┌────────

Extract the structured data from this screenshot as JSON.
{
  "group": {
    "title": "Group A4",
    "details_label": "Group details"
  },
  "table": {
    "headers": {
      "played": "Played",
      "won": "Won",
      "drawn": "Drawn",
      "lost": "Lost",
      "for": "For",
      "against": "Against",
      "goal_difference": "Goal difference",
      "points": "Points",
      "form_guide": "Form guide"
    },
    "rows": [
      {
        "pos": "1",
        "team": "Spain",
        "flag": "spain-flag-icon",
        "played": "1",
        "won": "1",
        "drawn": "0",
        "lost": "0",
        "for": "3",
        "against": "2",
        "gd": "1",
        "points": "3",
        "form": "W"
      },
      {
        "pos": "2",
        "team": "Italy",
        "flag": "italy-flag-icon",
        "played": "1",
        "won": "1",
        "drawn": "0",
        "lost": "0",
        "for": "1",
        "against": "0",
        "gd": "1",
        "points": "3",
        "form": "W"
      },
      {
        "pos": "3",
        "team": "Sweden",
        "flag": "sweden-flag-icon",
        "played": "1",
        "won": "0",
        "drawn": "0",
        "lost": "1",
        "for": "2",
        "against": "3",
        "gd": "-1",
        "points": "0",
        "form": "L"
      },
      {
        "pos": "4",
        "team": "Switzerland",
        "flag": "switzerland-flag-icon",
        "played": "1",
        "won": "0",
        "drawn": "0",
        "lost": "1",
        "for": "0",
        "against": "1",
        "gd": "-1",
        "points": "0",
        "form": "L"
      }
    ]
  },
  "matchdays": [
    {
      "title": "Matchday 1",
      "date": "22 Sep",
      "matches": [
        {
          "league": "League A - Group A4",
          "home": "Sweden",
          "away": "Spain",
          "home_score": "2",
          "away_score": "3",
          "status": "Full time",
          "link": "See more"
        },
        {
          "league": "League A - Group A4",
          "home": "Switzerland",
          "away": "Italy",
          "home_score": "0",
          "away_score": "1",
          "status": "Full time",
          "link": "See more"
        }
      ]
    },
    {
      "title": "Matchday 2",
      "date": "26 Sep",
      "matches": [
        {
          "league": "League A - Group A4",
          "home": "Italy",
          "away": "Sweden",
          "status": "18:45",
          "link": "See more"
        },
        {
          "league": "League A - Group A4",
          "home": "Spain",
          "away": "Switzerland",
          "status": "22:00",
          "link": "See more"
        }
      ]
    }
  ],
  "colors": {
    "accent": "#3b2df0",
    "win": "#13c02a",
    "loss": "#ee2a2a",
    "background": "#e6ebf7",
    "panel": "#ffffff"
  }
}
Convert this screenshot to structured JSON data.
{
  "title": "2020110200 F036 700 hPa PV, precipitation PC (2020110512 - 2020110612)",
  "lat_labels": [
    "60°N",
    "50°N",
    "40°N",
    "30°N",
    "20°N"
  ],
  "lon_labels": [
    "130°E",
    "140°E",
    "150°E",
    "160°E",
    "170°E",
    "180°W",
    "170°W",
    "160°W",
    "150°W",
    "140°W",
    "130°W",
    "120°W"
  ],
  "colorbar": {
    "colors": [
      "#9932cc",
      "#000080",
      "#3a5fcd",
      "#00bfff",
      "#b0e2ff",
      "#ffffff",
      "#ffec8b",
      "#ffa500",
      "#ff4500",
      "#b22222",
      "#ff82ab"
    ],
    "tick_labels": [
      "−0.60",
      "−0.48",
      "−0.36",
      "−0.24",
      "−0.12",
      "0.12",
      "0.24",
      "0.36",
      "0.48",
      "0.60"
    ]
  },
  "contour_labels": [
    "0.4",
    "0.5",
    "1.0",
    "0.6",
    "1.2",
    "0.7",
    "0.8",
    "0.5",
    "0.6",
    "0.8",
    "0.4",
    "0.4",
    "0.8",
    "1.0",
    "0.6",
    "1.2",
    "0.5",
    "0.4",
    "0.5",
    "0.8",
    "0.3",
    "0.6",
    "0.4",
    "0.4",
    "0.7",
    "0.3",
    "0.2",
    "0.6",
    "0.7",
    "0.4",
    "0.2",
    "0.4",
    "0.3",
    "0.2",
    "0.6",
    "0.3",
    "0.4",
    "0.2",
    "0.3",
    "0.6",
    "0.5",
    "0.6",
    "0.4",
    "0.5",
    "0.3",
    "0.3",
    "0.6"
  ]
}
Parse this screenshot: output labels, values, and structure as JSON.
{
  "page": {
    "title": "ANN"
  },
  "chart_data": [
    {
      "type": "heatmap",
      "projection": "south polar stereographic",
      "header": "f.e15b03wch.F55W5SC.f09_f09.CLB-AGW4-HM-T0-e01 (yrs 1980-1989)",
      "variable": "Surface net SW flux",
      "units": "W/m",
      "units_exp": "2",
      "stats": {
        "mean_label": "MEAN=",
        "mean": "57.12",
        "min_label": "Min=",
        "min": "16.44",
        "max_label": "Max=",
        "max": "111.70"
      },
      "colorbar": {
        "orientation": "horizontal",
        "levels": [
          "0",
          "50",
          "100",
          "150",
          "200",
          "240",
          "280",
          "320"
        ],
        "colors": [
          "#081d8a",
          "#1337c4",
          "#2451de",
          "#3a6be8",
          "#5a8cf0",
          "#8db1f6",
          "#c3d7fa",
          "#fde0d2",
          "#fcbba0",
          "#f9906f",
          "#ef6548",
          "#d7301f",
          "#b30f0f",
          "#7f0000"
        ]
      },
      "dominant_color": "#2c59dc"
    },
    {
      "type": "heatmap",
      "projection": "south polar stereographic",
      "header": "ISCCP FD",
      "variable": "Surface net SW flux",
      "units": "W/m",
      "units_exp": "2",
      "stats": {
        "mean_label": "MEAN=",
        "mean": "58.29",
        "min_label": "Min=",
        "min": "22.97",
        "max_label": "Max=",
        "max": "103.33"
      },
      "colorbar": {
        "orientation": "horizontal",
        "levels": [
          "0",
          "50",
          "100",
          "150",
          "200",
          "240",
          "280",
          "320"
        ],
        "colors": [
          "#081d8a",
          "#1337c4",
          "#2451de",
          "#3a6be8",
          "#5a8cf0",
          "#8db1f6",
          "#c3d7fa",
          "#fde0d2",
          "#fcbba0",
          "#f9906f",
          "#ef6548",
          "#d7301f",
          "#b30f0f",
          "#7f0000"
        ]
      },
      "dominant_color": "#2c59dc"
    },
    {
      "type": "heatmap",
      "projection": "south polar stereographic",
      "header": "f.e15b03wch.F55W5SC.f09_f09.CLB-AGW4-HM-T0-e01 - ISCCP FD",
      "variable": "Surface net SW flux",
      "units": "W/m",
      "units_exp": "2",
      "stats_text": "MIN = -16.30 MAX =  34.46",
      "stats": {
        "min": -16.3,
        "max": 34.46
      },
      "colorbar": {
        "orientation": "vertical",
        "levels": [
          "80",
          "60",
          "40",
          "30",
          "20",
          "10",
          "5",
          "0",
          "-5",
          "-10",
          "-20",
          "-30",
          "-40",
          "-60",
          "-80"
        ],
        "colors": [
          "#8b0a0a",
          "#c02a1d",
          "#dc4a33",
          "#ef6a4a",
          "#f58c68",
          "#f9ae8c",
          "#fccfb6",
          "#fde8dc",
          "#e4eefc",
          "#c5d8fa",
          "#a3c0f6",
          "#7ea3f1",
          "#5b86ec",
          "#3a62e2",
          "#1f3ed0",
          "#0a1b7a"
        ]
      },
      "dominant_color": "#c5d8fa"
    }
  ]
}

└────────

**Work instructions**
Extract every line above exactly as it stands.

**Reply**
Extract the structured data from this screenshot as JSON.
{
  "group": {
    "title": "Group A4",
    "details_label": "Group details"
  },
  "table": {
    "headers": {
      "played": "Played",
      "won": "Won",
      "drawn": "Drawn",
      "lost": "Lost",
      "for": "For",
      "against": "Against",
      "goal_difference": "Goal difference",
      "points": "Points",
      "form_guide": "Form guide"
    },
    "rows": [
      {
        "pos": "1",
        "team": "Spain",
        "flag": "spain-flag-icon",
        "played": "1",
        "won": "1",
        "drawn": "0",
        "lost": "0",
        "for": "3",
        "against": "2",
        "gd": "1",
        "points": "3",
        "form": "W"
      },
      {
        "pos": "2",
        "team": "Italy",
        "flag": "italy-flag-icon",
        "played": "1",
        "won": "1",
        "drawn": "0",
        "lost": "0",
        "for": "1",
        "against": "0",
        "gd": "1",
        "points": "3",
        "form": "W"
      },
      {
        "pos": "3",
        "team": "Sweden",
        "flag": "sweden-flag-icon",
        "played": "1",
        "won": "0",
        "drawn": "0",
        "lost": "1",
        "for": "2",
        "against": "3",
        "gd": "-1",
        "points": "0",
        "form": "L"
      },
      {
        "pos": "4",
        "team": "Switzerland",
        "flag": "switzerland-flag-icon",
        "played": "1",
        "won": "0",
        "drawn": "0",
        "lost": "1",
        "for": "0",
        "against": "1",
        "gd": "-1",
        "points": "0",
        "form": "L"
      }
    ]
  },
  "matchdays": [
    {
      "title": "Matchday 1",
      "date": "22 Sep",
      "matches": [
        {
          "league": "League A - Group A4",
          "home": "Sweden",
          "away": "Spain",
          "home_score": "2",
          "away_score": "3",
          "status": "Full time",
          "link": "See more"
        },
        {
          "league": "League A - Group A4",
          "home": "Switzerland",
          "away": "Italy",
          "home_score": "0",
          "away_score": "1",
          "status": "Full time",
          "link": "See more"
        }
      ]
    },
    {
      "title": "Matchday 2",
      "date": "26 Sep",
      "matches": [
        {
          "league": "League A - Group A4",
          "home": "Italy",
          "away": "Sweden",
          "status": "18:45",
          "link": "See more"
        },
        {
          "league": "League A - Group A4",
          "home": "Spain",
          "away": "Switzerland",
          "status": "22:00",
          "link": "See more"
        }
      ]
    }
  ],
  "colors": {
    "accent": "#3b2df0",
    "win": "#13c02a",
    "loss": "#ee2a2a",
    "background": "#e6ebf7",
    "panel": "#ffffff"
  }
}
Convert this screenshot to structured JSON data.
{
  "title": "2020110200 F036 700 hPa PV, precipitation PC (2020110512 - 2020110612)",
  "lat_labels": [
    "60°N",
    "50°N",
    "40°N",
    "30°N",
    "20°N"
  ],
  "lon_labels": [
    "130°E",
    "140°E",
    "150°E",
    "160°E",
    "170°E",
    "180°W",
    "170°W",
    "160°W",
    "150°W",
    "140°W",
    "130°W",
    "120°W"
  ],
  "colorbar": {
    "colors": [
      "#9932cc",
      "#000080",
      "#3a5fcd",
      "#00bfff",
      "#b0e2ff",
      "#ffffff",
      "#ffec8b",
      "#ffa500",
      "#ff4500",
      "#b22222",
      "#ff82ab"
    ],
    "tick_labels": [
      "−0.60",
      "−0.48",
      "−0.36",
      "−0.24",
      "−0.12",
      "0.12",
      "0.24",
      "0.36",
      "0.48",
      "0.60"
    ]
  },
  "contour_labels": [
    "0.4",
    "0.5",
    "1.0",
    "0.6",
    "1.2",
    "0.7",
    "0.8",
    "0.5",
    "0.6",
    "0.8",
    "0.4",
    "0.4",
    "0.8",
    "1.0",
    "0.6",
    "1.2",
    "0.5",
    "0.4",
    "0.5",
    "0.8",
    "0.3",
    "0.6",
    "0.4",
    "0.4",
    "0.7",
    "0.3",
    "0.2",
    "0.6",
    "0.7",
    "0.4",
    "0.2",
    "0.4",
    "0.3",
    "0.2",
    "0.6",
    "0.3",
    "0.4",
    "0.2",
    "0.3",
    "0.6",
    "0.5",
    "0.6",
    "0.4",
    "0.5",
    "0.3",
    "0.3",
    "0.6"
  ]
}
Parse this screenshot: output labels, values, and structure as JSON.
{
  "page": {
    "title": "ANN"
  },
  "chart_data": [
    {
      "type": "heatmap",
      "projection": "south polar stereographic",
      "header": "f.e15b03wch.F55W5SC.f09_f09.CLB-AGW4-HM-T0-e01 (yrs 1980-1989)",
      "variable": "Surface net SW flux",
      "units": "W/m",
      "units_exp": "2",
      "stats": {
        "mean_label": "MEAN=",
        "mean": "57.12",
        "min_label": "Min=",
        "min": "16.44",
        "max_label": "Max=",
        "max": "111.70"
      },
      "colorbar": {
        "orientation": "horizontal",
        "levels": [
          "0",
          "50",
          "100",
          "150",
          "200",
          "240",
          "280",
          "320"
        ],
        "colors": [
          "#081d8a",
          "#1337c4",
          "#2451de",
          "#3a6be8",
          "#5a8cf0",
          "#8db1f6",
          "#c3d7fa",
          "#fde0d2",
          "#fcbba0",
          "#f9906f",
          "#ef6548",
          "#d7301f",
          "#b30f0f",
          "#7f0000"
        ]
      },
      "dominant_color": "#2c59dc"
    },
    {
      "type": "heatmap",
      "projection": "south polar stereographic",
      "header": "ISCCP FD",
      "variable": "Surface net SW flux",
      "units": "W/m",
      "units_exp": "2",
      "stats": {
        "mean_label": "MEAN=",
        "mean": "58.29",
        "min_label": "Min=",
        "min": "22.97",
        "max_label": "Max=",
        "max": "103.33"
      },
      "colorbar": {
        "orientation": "horizontal",
        "levels": [
          "0",
          "50",
          "100",
          "150",
          "200",
          "240",
          "280",
          "320"
        ],
        "colors": [
          "#081d8a",
          "#1337c4",
          "#2451de",
          "#3a6be8",
          "#5a8cf0",
          "#8db1f6",
          "#c3d7fa",
          "#fde0d2",
          "#fcbba0",
          "#f9906f",
          "#ef6548",
          "#d7301f",
          "#b30f0f",
          "#7f0000"
        ]
      },
      "dominant_color": "#2c59dc"
    },
    {
      "type": "heatmap",
      "projection": "south polar stereographic",
      "header": "f.e15b03wch.F55W5SC.f09_f09.CLB-AGW4-HM-T0-e01 - ISCCP FD",
      "variable": "Surface net SW flux",
      "units": "W/m",
      "units_exp": "2",
      "stats_text": "MIN = -16.30 MAX =  34.46",
      "stats": {
        "min": -16.3,
        "max": 34.46
      },
      "colorbar": {
        "orientation": "vertical",
        "levels": [
          "80",
          "60",
          "40",
          "30",
          "20",
          "10",
          "5",
          "0",
          "-5",
          "-10",
          "-20",
          "-30",
          "-40",
          "-60",
          "-80"
        ],
        "colors": [
          "#8b0a0a",
          "#c02a1d",
          "#dc4a33",
          "#ef6a4a",
          "#f58c68",
          "#f9ae8c",
          "#fccfb6",
          "#fde8dc",
          "#e4eefc",
          "#c5d8fa",
          "#a3c0f6",
          "#7ea3f1",
          "#5b86ec",
          "#3a62e2",
          "#1f3ed0",
          "#0a1b7a"
        ]
      },
      "dominant_color": "#c5d8fa"
    }
  ]
}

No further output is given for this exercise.